Copy out all lines that hold "text".

(Data records)
━━━━━━

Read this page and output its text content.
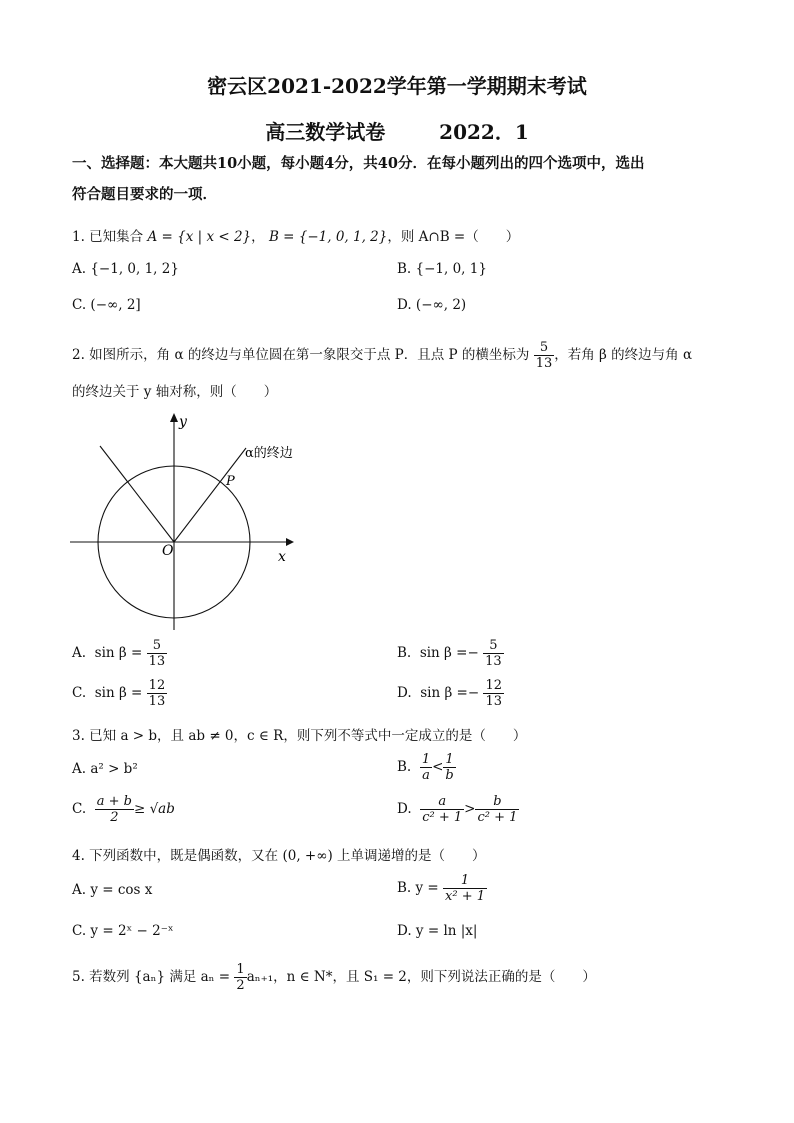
密云区2021-2022学年第一学期期末考试
高三数学试卷	2022．1
一、选择题：本大题共10小题，每小题4分，共40分．在每小题列出的四个选项中，选出
符合题目要求的一项．
1. 已知集合 A = {x | x < 2}， B = {−1, 0, 1, 2}，则 A∩B =（　　）
A. {−1, 0, 1, 2}	B. {−1, 0, 1}
C. (−∞, 2]	D. (−∞, 2)
2. 如图所示，角 α 的终边与单位圆在第一象限交于点 P．且点 P 的横坐标为 $\frac{5}{13}$ ，若角 β 的终边与角 α
的终边关于 y 轴对称，则（　　）
y
x
O
P
α的终边
A. $\sin \beta = \frac{5}{13}$	B. $\sin \beta =- \frac{5}{13}$
C. $\sin \beta = \frac{12}{13}$	D. $\sin \beta =- \frac{12}{13}$
3. 已知 a > b，且 ab ≠ 0，c ∈ R，则下列不等式中一定成立的是（　　）
A. a² > b²	B. $\frac{1}{a} < \frac{1}{b}$
C. $\frac{a + b}{2} \ge √ab$	D. $\frac{a}{\text{c² + 1}} > \frac{b}{\text{c² + 1}}$
4. 下列函数中，既是偶函数，又在 (0, +∞) 上单调递增的是（　　）
A. y = cos x	B. $y = \frac{1}{\text{x² + 1}}$
C. y = 2ˣ − 2⁻ˣ	D. y = ln |x|
5. 若数列 {aₙ} 满足 $a_n = \frac{1}{2} a_{n+1}$，n ∈ N*，且 S₁ = 2，则下列说法正确的是（　　）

━━━━━━

*Completed task*.
Read this page and output its text content.
C. $\frac{a + b}{2} \ge √ab$	D. $\frac{a}{\text{c² + 1}} > \frac{b}{\text{c² + 1}}$
A. y = cos x	B. $y = \frac{1}{\text{x² + 1}}$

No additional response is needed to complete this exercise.